| What you should do |
Find the lines holding "https" and copy them.

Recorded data
________
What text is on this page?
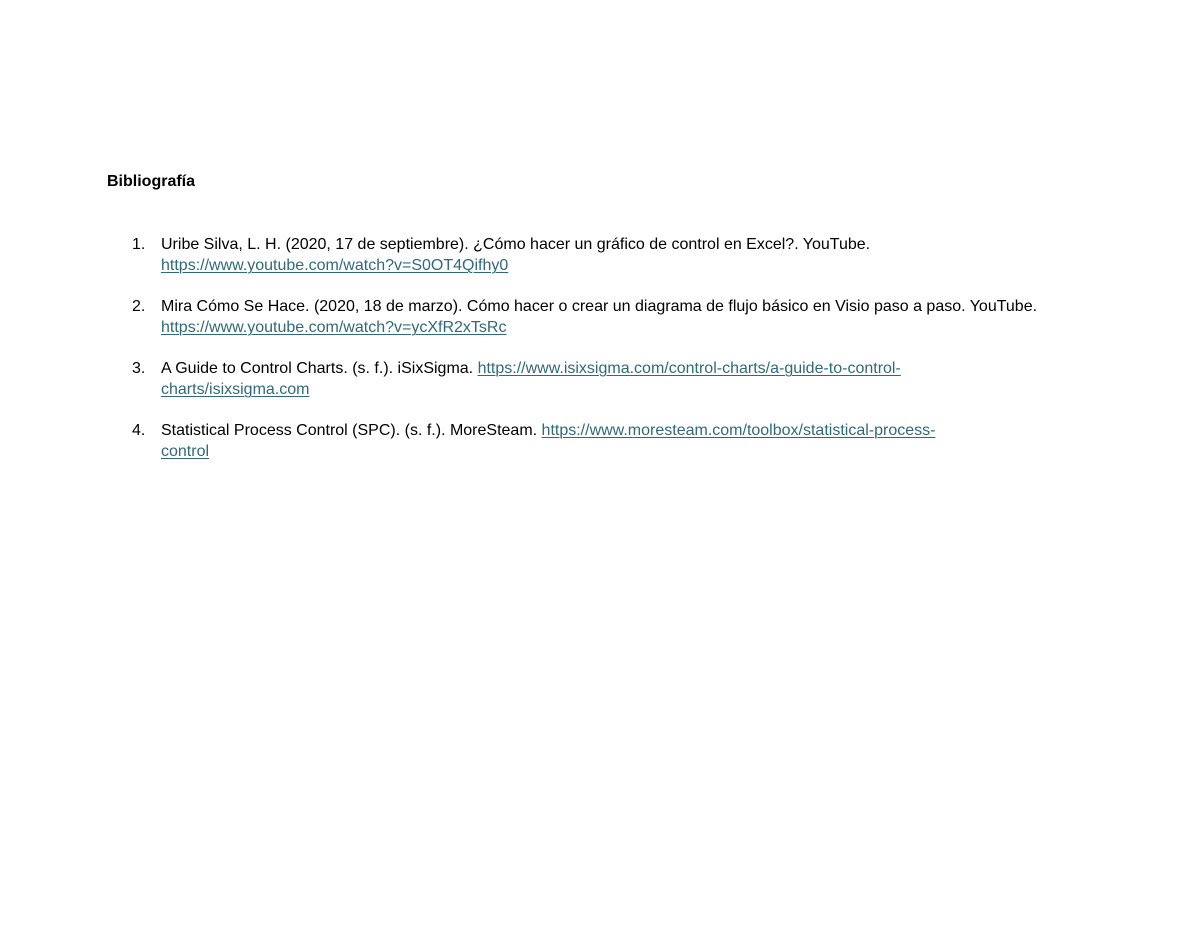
Bibliografía
1. Uribe Silva, L. H. (2020, 17 de septiembre). ¿Cómo hacer un gráfico de control en Excel?. YouTube.
https://www.youtube.com/watch?v=S0OT4Qifhy0
2. Mira Cómo Se Hace. (2020, 18 de marzo). Cómo hacer o crear un diagrama de flujo básico en Visio paso a paso. YouTube. https://www.youtube.com/watch?v=ycXfR2xTsRc
3. A Guide to Control Charts. (s. f.). iSixSigma. https://www.isixsigma.com/control-charts/a-guide-to-control-
charts/isixsigma.com
4. Statistical Process Control (SPC). (s. f.). MoreSteam. https://www.moresteam.com/toolbox/statistical-process-
control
________
| Response to this task |
https://www.youtube.com/watch?v=S0OT4Qifhy0
2. Mira Cómo Se Hace. (2020, 18 de marzo). Cómo hacer o crear un diagrama de flujo básico en Visio paso a paso. YouTube. https://www.youtube.com/watch?v=ycXfR2xTsRc
3. A Guide to Control Charts. (s. f.). iSixSigma. https://www.isixsigma.com/control-charts/a-guide-to-control-
4. Statistical Process Control (SPC). (s. f.). MoreSteam. https://www.moresteam.com/toolbox/statistical-process-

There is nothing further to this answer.